» INFORMATION GIVEN:
....

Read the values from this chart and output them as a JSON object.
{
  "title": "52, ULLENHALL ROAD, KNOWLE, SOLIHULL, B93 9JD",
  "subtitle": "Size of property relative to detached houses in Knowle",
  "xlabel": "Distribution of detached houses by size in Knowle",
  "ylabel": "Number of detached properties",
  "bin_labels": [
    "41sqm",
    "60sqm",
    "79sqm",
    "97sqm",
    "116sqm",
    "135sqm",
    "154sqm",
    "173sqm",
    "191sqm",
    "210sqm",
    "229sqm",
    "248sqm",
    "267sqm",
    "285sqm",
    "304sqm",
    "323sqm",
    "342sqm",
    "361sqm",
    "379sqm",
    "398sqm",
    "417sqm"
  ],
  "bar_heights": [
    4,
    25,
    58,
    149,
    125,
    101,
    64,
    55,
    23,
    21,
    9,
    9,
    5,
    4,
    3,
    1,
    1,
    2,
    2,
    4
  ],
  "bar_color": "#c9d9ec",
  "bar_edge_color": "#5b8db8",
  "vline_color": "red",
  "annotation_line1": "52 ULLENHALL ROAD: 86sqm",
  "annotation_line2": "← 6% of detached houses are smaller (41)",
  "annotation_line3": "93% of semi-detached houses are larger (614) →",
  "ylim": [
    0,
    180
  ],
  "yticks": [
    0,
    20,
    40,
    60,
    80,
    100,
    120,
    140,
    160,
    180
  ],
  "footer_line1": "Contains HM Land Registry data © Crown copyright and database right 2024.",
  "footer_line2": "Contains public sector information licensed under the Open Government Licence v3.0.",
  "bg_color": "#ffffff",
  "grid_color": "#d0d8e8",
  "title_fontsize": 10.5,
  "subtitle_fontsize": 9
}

....

» WORK TO COMPLETE:
Establish how many lines of the material above hold the word "ULLENHALL". Nothing but the count should be returned.

» ANSWER TO THIS EXERCISE:
2